(Collection entries)
━━━

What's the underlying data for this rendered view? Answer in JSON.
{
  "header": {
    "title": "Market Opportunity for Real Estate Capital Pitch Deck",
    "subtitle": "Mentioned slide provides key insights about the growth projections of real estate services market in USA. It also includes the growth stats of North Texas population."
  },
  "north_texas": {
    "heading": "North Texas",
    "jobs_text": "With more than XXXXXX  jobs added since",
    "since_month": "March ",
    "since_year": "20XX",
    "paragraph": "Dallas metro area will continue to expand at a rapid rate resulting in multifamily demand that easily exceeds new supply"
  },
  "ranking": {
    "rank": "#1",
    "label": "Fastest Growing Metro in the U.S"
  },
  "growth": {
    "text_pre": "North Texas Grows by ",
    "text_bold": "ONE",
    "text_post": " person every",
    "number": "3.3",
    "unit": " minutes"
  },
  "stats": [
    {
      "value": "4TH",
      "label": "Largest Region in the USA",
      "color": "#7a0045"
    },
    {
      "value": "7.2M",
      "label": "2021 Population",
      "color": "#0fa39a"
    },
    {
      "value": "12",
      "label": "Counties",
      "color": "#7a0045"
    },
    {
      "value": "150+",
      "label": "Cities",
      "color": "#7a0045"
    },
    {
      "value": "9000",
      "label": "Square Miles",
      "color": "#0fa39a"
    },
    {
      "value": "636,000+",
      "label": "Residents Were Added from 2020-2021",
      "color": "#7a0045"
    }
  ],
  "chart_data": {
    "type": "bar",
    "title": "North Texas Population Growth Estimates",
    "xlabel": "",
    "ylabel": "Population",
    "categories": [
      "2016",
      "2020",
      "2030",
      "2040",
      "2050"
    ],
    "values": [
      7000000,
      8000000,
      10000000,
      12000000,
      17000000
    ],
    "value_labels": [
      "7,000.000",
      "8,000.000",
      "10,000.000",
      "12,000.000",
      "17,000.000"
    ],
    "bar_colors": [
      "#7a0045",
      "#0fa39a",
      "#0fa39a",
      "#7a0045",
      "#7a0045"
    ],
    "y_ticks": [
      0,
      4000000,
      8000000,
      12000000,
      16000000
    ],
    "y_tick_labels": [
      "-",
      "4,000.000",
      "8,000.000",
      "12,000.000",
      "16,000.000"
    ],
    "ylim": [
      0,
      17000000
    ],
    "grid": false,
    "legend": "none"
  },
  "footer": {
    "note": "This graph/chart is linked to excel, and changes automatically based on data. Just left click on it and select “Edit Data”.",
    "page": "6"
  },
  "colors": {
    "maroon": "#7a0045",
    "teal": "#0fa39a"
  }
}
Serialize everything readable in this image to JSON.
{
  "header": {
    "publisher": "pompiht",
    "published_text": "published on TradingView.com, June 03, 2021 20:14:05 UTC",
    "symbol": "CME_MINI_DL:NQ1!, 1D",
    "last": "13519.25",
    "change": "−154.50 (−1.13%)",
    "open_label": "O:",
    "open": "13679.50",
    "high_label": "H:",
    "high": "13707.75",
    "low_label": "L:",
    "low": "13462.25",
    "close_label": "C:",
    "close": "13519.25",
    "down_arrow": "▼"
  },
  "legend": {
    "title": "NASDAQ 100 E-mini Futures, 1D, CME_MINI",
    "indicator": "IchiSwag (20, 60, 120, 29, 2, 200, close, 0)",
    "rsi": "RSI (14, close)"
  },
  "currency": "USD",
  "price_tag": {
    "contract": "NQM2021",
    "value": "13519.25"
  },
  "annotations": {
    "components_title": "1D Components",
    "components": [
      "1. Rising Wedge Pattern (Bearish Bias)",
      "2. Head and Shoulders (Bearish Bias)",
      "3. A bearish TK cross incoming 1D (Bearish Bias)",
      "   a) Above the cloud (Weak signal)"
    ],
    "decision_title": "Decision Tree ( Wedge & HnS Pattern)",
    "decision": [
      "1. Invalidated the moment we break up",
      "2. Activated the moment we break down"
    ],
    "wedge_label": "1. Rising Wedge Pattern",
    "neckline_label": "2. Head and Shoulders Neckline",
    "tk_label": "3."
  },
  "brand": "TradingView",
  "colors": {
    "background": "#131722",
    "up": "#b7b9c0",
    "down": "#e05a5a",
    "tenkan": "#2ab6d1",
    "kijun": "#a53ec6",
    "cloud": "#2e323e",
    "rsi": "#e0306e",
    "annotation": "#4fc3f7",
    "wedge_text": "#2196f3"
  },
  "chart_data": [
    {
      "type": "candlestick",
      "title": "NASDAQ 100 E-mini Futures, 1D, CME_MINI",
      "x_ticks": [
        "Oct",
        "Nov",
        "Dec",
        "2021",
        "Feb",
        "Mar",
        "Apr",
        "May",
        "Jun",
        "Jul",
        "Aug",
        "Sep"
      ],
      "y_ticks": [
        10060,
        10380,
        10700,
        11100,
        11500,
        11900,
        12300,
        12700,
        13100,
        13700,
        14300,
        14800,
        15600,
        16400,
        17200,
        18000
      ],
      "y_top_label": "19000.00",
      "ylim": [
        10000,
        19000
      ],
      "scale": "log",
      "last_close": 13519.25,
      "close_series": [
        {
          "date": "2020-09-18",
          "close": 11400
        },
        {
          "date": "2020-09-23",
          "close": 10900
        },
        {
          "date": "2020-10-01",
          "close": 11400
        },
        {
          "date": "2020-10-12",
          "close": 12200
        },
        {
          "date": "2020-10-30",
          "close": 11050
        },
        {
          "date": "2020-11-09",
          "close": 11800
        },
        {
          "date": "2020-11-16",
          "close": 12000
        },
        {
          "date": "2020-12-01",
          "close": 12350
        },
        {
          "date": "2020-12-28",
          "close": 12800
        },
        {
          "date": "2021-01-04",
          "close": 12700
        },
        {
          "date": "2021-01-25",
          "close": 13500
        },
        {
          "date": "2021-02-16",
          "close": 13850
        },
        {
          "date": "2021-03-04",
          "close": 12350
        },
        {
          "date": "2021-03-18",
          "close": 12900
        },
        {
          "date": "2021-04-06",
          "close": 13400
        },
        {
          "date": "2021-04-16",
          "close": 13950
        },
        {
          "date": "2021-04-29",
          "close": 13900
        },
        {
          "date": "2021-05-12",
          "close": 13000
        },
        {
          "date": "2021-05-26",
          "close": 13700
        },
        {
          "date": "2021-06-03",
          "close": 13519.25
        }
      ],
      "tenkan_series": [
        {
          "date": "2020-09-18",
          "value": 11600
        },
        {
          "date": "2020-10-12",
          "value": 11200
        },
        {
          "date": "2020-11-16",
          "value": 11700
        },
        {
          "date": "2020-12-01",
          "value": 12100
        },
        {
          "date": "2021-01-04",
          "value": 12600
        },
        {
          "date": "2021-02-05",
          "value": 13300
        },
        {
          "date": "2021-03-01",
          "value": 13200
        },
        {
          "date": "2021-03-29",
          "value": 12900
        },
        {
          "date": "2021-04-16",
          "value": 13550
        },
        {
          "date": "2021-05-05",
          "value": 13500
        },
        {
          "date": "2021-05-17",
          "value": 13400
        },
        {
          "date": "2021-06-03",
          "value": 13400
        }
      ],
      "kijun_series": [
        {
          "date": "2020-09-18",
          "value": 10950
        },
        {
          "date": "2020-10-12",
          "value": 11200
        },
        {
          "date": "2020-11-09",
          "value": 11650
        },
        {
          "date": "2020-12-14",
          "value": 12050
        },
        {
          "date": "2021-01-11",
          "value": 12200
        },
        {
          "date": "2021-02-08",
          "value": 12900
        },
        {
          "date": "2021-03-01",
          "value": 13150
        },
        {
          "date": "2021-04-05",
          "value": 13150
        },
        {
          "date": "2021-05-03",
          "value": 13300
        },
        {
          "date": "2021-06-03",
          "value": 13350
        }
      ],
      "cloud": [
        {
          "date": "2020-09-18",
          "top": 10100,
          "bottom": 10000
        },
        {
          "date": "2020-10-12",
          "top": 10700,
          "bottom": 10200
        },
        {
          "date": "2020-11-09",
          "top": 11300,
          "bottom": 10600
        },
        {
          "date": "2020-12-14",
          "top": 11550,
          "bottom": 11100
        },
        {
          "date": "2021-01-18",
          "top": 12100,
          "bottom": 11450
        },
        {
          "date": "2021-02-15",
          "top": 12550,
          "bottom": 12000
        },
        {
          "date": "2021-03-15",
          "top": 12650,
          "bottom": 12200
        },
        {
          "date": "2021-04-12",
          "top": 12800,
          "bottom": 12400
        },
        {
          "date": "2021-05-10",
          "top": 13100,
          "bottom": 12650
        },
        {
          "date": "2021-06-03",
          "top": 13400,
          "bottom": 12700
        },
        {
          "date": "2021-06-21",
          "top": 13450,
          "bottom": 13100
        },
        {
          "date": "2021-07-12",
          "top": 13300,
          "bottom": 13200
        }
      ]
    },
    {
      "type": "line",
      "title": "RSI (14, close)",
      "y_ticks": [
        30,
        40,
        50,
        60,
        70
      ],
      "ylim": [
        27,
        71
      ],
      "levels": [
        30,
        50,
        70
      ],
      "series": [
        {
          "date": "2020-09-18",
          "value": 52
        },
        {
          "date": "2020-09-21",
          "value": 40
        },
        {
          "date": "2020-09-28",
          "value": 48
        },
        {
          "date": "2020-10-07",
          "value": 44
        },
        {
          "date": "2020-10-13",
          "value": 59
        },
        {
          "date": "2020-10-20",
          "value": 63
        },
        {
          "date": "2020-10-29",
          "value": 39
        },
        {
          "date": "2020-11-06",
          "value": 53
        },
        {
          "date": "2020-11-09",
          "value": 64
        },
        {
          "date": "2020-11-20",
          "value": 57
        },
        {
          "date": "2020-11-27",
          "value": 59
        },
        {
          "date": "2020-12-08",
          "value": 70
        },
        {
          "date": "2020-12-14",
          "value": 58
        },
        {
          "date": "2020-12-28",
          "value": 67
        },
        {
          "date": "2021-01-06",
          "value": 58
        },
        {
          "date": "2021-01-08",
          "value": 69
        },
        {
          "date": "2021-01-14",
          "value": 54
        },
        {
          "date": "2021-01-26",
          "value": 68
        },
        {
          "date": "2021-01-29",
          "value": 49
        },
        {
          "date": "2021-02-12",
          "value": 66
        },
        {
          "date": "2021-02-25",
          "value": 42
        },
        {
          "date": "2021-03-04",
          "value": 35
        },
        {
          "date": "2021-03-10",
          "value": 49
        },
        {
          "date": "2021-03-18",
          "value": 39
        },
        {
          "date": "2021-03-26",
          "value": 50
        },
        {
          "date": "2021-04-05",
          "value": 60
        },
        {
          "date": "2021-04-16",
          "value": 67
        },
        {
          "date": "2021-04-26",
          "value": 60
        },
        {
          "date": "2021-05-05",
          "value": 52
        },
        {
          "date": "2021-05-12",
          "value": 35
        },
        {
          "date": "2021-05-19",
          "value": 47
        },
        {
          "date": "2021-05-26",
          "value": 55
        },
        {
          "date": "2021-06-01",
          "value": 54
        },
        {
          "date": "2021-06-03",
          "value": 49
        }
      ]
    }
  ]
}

━━━

- [Directive]
From the listing, copy every line where the string "moment" appears.

- [Full output]
      "1. Invalidated the moment we break up",
      "2. Activated the moment we break down"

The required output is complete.